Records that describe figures
start
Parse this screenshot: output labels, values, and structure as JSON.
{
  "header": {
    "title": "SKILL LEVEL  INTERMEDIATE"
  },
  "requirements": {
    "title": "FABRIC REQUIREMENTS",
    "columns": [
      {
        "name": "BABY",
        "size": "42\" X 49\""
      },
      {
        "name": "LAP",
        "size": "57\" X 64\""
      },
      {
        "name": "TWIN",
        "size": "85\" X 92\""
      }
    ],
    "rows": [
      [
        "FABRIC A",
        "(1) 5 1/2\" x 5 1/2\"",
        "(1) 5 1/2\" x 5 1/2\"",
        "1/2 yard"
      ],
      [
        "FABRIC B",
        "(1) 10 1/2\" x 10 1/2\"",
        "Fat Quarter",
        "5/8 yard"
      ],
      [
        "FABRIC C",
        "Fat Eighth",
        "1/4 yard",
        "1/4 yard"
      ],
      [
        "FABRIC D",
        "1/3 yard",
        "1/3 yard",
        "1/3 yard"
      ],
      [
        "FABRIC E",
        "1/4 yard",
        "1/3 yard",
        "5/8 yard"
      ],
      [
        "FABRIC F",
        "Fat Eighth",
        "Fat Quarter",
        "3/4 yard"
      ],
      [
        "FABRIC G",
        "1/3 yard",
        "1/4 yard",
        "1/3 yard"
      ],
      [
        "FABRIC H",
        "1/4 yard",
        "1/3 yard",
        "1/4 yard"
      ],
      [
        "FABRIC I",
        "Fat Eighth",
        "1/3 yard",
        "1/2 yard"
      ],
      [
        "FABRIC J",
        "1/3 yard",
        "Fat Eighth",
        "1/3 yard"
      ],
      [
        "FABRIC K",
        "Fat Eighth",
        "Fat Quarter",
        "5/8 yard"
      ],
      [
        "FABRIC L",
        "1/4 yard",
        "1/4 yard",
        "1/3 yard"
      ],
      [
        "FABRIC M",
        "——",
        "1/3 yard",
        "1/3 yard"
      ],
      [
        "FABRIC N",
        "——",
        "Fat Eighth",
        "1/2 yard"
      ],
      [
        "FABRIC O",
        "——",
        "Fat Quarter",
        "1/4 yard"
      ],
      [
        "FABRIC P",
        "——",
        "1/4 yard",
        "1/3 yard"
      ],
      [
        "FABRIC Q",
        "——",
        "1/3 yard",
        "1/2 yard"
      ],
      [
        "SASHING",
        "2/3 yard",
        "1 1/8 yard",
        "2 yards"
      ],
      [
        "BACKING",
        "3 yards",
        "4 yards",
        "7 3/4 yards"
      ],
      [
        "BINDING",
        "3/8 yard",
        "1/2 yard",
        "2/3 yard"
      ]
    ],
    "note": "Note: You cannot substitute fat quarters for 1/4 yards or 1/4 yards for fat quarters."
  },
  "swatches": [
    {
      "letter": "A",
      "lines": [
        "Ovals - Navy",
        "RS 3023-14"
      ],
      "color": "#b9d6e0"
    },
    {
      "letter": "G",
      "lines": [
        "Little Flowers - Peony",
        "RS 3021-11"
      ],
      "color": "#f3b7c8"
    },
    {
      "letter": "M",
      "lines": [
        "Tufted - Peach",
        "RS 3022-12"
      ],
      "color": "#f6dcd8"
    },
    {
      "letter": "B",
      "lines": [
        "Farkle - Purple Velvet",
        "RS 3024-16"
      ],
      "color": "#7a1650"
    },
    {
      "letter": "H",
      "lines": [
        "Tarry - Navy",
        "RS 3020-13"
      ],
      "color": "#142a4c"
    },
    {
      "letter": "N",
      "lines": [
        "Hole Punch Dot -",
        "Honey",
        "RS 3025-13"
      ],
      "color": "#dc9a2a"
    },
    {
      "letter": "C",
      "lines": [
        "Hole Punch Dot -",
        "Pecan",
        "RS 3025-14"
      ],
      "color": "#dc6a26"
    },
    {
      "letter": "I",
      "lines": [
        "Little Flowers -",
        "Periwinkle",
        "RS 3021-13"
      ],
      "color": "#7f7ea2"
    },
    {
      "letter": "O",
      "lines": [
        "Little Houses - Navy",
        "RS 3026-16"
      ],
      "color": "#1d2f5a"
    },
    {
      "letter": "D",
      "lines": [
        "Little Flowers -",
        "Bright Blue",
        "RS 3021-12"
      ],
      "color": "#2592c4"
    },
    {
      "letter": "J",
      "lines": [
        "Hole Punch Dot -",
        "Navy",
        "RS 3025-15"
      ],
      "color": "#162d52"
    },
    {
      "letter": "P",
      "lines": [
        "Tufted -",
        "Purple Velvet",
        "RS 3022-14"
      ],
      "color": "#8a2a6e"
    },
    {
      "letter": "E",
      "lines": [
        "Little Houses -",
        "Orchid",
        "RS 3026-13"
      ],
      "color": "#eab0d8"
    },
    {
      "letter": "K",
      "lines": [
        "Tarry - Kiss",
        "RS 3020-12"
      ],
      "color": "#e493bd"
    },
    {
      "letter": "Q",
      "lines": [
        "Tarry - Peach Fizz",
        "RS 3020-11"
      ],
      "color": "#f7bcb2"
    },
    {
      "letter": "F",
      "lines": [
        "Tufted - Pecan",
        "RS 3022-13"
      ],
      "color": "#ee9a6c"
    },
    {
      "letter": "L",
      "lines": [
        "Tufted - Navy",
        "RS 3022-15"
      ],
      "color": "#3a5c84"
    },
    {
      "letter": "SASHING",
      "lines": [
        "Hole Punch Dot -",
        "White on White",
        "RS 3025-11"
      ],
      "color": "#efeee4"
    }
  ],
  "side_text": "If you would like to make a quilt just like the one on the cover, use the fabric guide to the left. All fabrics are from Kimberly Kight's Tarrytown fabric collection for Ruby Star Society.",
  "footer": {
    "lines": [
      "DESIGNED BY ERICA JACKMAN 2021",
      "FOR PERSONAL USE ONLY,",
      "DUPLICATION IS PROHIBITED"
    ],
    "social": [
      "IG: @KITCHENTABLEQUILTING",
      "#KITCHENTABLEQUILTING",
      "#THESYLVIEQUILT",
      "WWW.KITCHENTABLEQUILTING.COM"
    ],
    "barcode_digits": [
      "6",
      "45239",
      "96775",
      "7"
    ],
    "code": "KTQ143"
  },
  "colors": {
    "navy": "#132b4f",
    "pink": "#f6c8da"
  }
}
end
What to produce
Reproduce the records word for word.

Final result
Parse this screenshot: output labels, values, and structure as JSON.
{
  "header": {
    "title": "SKILL LEVEL  INTERMEDIATE"
  },
  "requirements": {
    "title": "FABRIC REQUIREMENTS",
    "columns": [
      {
        "name": "BABY",
        "size": "42\" X 49\""
      },
      {
        "name": "LAP",
        "size": "57\" X 64\""
      },
      {
        "name": "TWIN",
        "size": "85\" X 92\""
      }
    ],
    "rows": [
      [
        "FABRIC A",
        "(1) 5 1/2\" x 5 1/2\"",
        "(1) 5 1/2\" x 5 1/2\"",
        "1/2 yard"
      ],
      [
        "FABRIC B",
        "(1) 10 1/2\" x 10 1/2\"",
        "Fat Quarter",
        "5/8 yard"
      ],
      [
        "FABRIC C",
        "Fat Eighth",
        "1/4 yard",
        "1/4 yard"
      ],
      [
        "FABRIC D",
        "1/3 yard",
        "1/3 yard",
        "1/3 yard"
      ],
      [
        "FABRIC E",
        "1/4 yard",
        "1/3 yard",
        "5/8 yard"
      ],
      [
        "FABRIC F",
        "Fat Eighth",
        "Fat Quarter",
        "3/4 yard"
      ],
      [
        "FABRIC G",
        "1/3 yard",
        "1/4 yard",
        "1/3 yard"
      ],
      [
        "FABRIC H",
        "1/4 yard",
        "1/3 yard",
        "1/4 yard"
      ],
      [
        "FABRIC I",
        "Fat Eighth",
        "1/3 yard",
        "1/2 yard"
      ],
      [
        "FABRIC J",
        "1/3 yard",
        "Fat Eighth",
        "1/3 yard"
      ],
      [
        "FABRIC K",
        "Fat Eighth",
        "Fat Quarter",
        "5/8 yard"
      ],
      [
        "FABRIC L",
        "1/4 yard",
        "1/4 yard",
        "1/3 yard"
      ],
      [
        "FABRIC M",
        "——",
        "1/3 yard",
        "1/3 yard"
      ],
      [
        "FABRIC N",
        "——",
        "Fat Eighth",
        "1/2 yard"
      ],
      [
        "FABRIC O",
        "——",
        "Fat Quarter",
        "1/4 yard"
      ],
      [
        "FABRIC P",
        "——",
        "1/4 yard",
        "1/3 yard"
      ],
      [
        "FABRIC Q",
        "——",
        "1/3 yard",
        "1/2 yard"
      ],
      [
        "SASHING",
        "2/3 yard",
        "1 1/8 yard",
        "2 yards"
      ],
      [
        "BACKING",
        "3 yards",
        "4 yards",
        "7 3/4 yards"
      ],
      [
        "BINDING",
        "3/8 yard",
        "1/2 yard",
        "2/3 yard"
      ]
    ],
    "note": "Note: You cannot substitute fat quarters for 1/4 yards or 1/4 yards for fat quarters."
  },
  "swatches": [
    {
      "letter": "A",
      "lines": [
        "Ovals - Navy",
        "RS 3023-14"
      ],
      "color": "#b9d6e0"
    },
    {
      "letter": "G",
      "lines": [
        "Little Flowers - Peony",
        "RS 3021-11"
      ],
      "color": "#f3b7c8"
    },
    {
      "letter": "M",
      "lines": [
        "Tufted - Peach",
        "RS 3022-12"
      ],
      "color": "#f6dcd8"
    },
    {
      "letter": "B",
      "lines": [
        "Farkle - Purple Velvet",
        "RS 3024-16"
      ],
      "color": "#7a1650"
    },
    {
      "letter": "H",
      "lines": [
        "Tarry - Navy",
        "RS 3020-13"
      ],
      "color": "#142a4c"
    },
    {
      "letter": "N",
      "lines": [
        "Hole Punch Dot -",
        "Honey",
        "RS 3025-13"
      ],
      "color": "#dc9a2a"
    },
    {
      "letter": "C",
      "lines": [
        "Hole Punch Dot -",
        "Pecan",
        "RS 3025-14"
      ],
      "color": "#dc6a26"
    },
    {
      "letter": "I",
      "lines": [
        "Little Flowers -",
        "Periwinkle",
        "RS 3021-13"
      ],
      "color": "#7f7ea2"
    },
    {
      "letter": "O",
      "lines": [
        "Little Houses - Navy",
        "RS 3026-16"
      ],
      "color": "#1d2f5a"
    },
    {
      "letter": "D",
      "lines": [
        "Little Flowers -",
        "Bright Blue",
        "RS 3021-12"
      ],
      "color": "#2592c4"
    },
    {
      "letter": "J",
      "lines": [
        "Hole Punch Dot -",
        "Navy",
        "RS 3025-15"
      ],
      "color": "#162d52"
    },
    {
      "letter": "P",
      "lines": [
        "Tufted -",
        "Purple Velvet",
        "RS 3022-14"
      ],
      "color": "#8a2a6e"
    },
    {
      "letter": "E",
      "lines": [
        "Little Houses -",
        "Orchid",
        "RS 3026-13"
      ],
      "color": "#eab0d8"
    },
    {
      "letter": "K",
      "lines": [
        "Tarry - Kiss",
        "RS 3020-12"
      ],
      "color": "#e493bd"
    },
    {
      "letter": "Q",
      "lines": [
        "Tarry - Peach Fizz",
        "RS 3020-11"
      ],
      "color": "#f7bcb2"
    },
    {
      "letter": "F",
      "lines": [
        "Tufted - Pecan",
        "RS 3022-13"
      ],
      "color": "#ee9a6c"
    },
    {
      "letter": "L",
      "lines": [
        "Tufted - Navy",
        "RS 3022-15"
      ],
      "color": "#3a5c84"
    },
    {
      "letter": "SASHING",
      "lines": [
        "Hole Punch Dot -",
        "White on White",
        "RS 3025-11"
      ],
      "color": "#efeee4"
    }
  ],
  "side_text": "If you would like to make a quilt just like the one on the cover, use the fabric guide to the left. All fabrics are from Kimberly Kight's Tarrytown fabric collection for Ruby Star Society.",
  "footer": {
    "lines": [
      "DESIGNED BY ERICA JACKMAN 2021",
      "FOR PERSONAL USE ONLY,",
      "DUPLICATION IS PROHIBITED"
    ],
    "social": [
      "IG: @KITCHENTABLEQUILTING",
      "#KITCHENTABLEQUILTING",
      "#THESYLVIEQUILT",
      "WWW.KITCHENTABLEQUILTING.COM"
    ],
    "barcode_digits": [
      "6",
      "45239",
      "96775",
      "7"
    ],
    "code": "KTQ143"
  },
  "colors": {
    "navy": "#132b4f",
    "pink": "#f6c8da"
  }
}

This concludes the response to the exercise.